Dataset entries
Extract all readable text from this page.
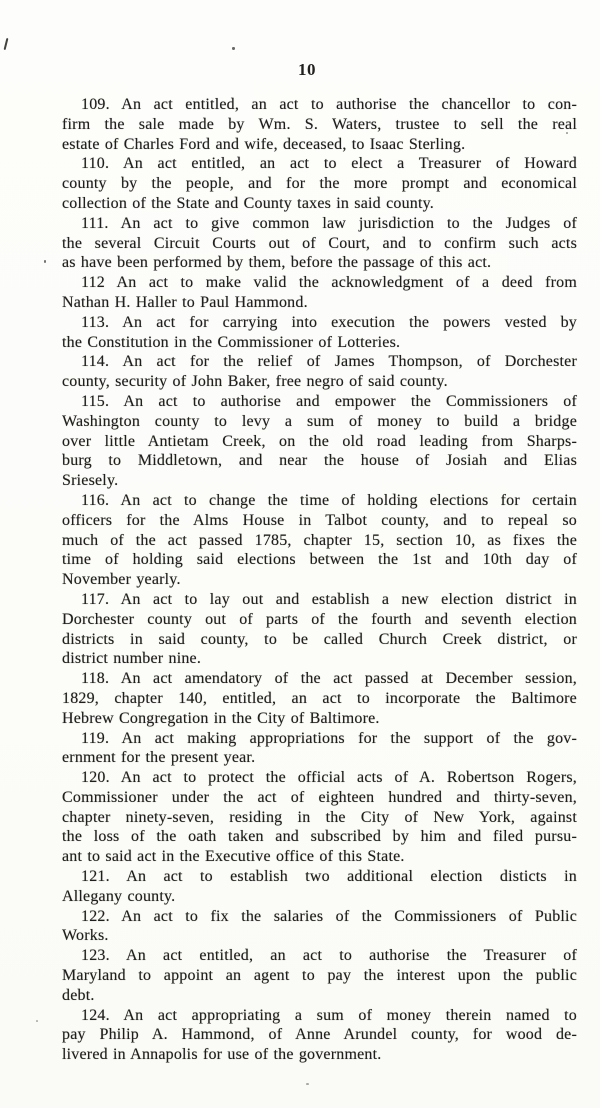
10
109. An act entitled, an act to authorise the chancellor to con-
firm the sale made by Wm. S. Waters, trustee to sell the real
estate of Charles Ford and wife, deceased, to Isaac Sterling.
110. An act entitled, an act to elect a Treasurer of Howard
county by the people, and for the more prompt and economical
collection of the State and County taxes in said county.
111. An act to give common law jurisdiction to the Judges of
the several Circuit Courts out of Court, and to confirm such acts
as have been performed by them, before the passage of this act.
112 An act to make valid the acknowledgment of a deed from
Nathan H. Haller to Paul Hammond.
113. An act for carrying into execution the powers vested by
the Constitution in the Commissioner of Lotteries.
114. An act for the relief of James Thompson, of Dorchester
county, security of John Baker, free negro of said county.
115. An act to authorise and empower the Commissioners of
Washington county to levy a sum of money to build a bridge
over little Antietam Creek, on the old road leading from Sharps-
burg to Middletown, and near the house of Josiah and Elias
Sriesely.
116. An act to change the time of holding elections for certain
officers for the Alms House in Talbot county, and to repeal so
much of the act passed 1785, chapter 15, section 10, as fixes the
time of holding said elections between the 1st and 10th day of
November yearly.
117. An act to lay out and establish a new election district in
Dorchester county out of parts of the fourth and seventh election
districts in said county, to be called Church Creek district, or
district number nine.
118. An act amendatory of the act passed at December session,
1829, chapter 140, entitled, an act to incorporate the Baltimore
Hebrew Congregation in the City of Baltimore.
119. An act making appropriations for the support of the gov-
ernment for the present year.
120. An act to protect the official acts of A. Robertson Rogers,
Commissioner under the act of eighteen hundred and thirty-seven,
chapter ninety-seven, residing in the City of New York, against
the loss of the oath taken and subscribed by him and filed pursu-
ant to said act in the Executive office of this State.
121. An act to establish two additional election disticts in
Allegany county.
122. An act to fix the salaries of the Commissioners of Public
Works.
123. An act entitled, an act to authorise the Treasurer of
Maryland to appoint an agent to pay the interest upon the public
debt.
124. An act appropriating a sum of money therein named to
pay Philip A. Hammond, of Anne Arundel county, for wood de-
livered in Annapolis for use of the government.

...

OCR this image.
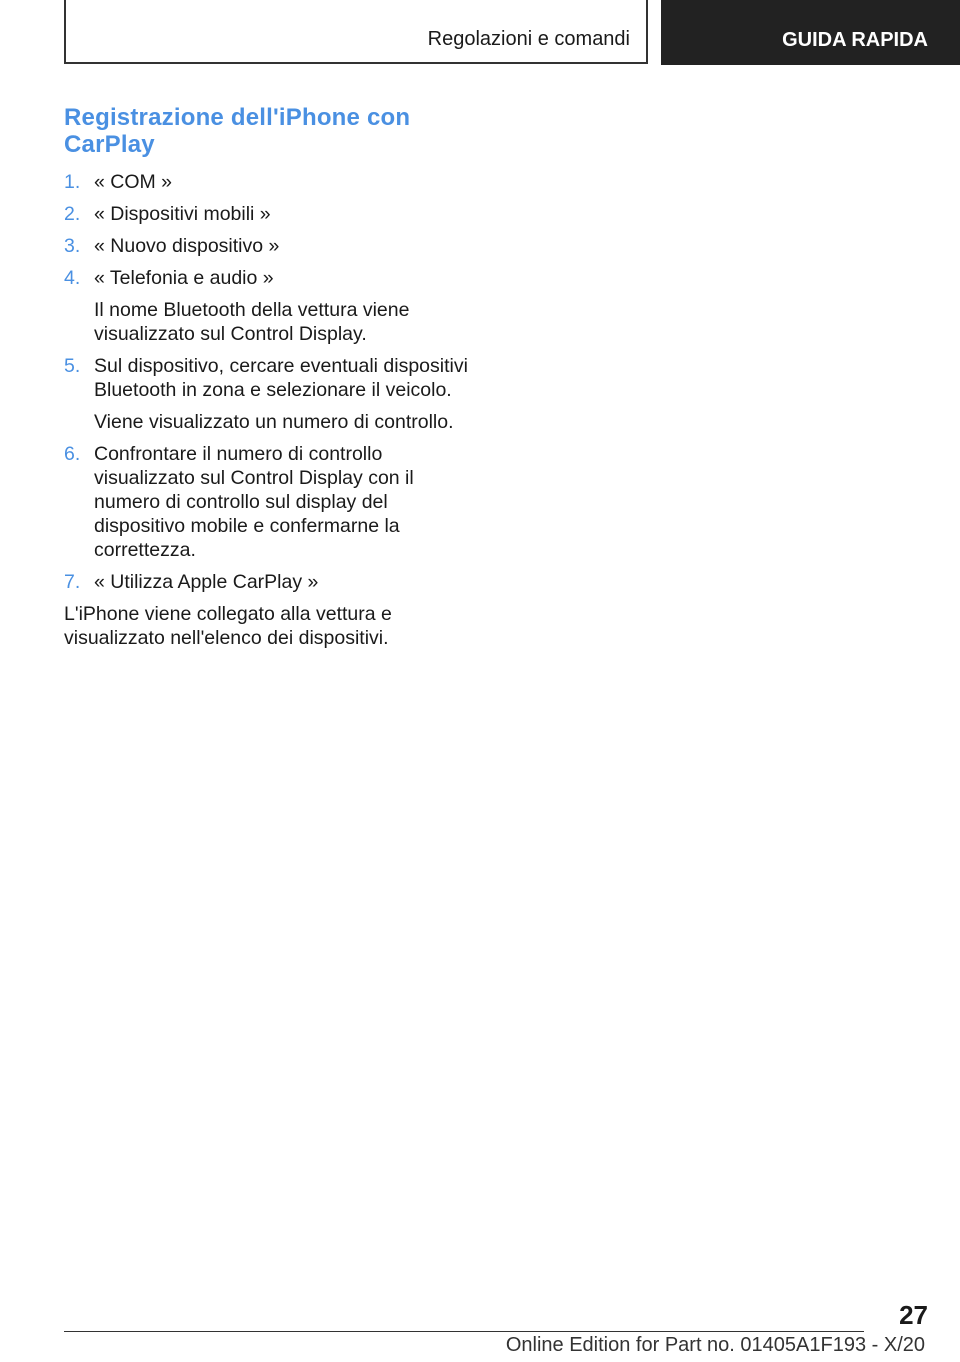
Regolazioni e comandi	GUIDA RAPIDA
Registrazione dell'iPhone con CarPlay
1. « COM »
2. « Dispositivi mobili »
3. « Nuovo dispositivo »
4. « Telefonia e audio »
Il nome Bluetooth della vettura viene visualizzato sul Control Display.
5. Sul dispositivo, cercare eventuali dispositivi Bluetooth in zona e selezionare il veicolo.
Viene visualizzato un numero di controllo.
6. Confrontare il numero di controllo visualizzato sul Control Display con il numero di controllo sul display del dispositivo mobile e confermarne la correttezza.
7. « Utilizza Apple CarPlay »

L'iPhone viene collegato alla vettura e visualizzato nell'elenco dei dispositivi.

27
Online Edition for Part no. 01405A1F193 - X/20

--

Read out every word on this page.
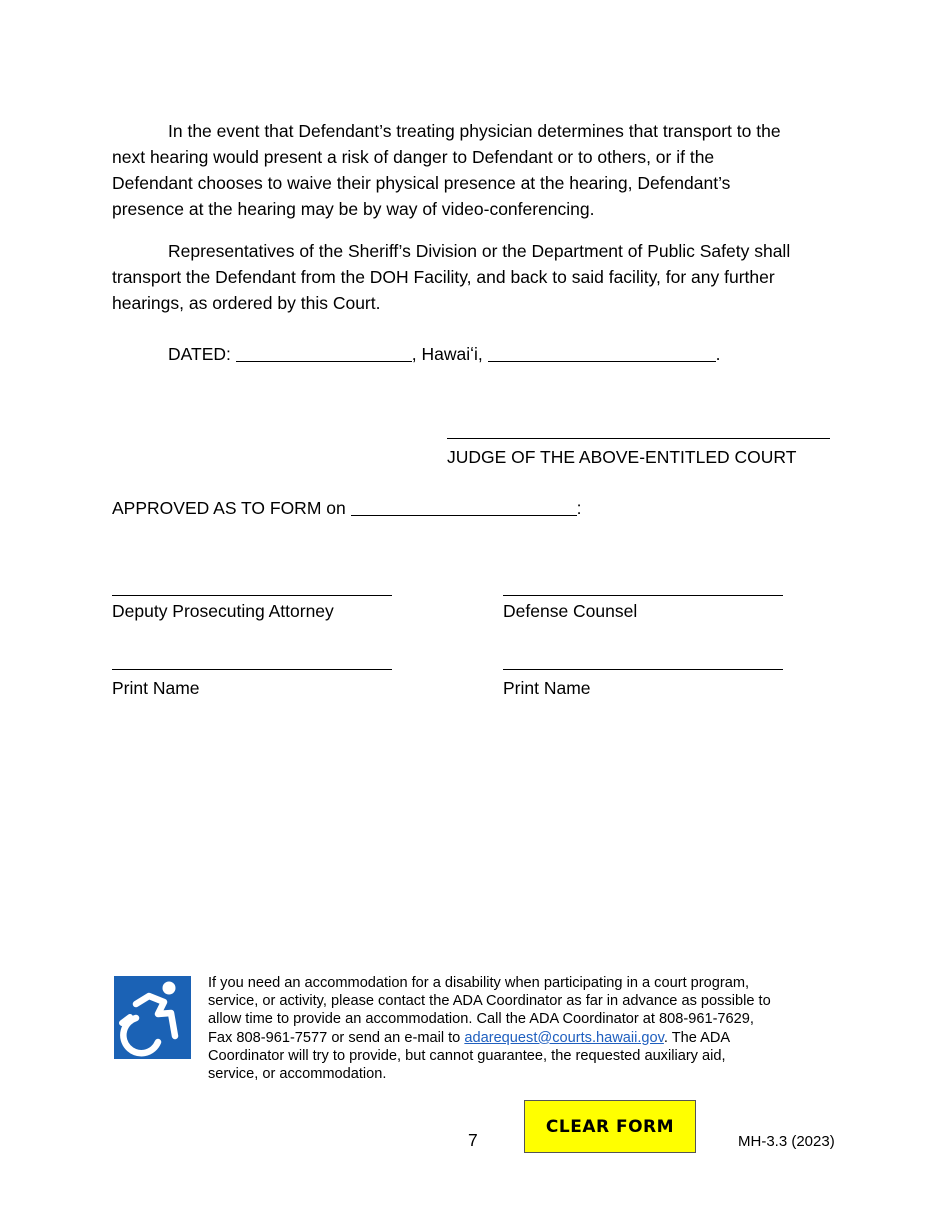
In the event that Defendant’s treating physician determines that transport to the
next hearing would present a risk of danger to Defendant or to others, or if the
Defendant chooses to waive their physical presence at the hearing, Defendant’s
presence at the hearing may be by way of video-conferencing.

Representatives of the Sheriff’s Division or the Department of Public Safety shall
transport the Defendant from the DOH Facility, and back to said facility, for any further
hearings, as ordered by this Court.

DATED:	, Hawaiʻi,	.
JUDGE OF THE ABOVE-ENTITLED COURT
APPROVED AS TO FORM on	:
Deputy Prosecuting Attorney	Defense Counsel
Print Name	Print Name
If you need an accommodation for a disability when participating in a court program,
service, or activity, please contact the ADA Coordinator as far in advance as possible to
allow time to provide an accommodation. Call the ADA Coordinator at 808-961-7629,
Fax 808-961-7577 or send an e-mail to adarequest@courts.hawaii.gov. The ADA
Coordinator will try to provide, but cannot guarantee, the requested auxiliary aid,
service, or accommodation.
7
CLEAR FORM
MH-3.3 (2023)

GOAL:
List each line of the entries that holds the string "Baltimore".

COMPLETE OUTPUT:
1829, chapter 140, entitled, an act to incorporate the Baltimore
Hebrew Congregation in the City of Baltimore.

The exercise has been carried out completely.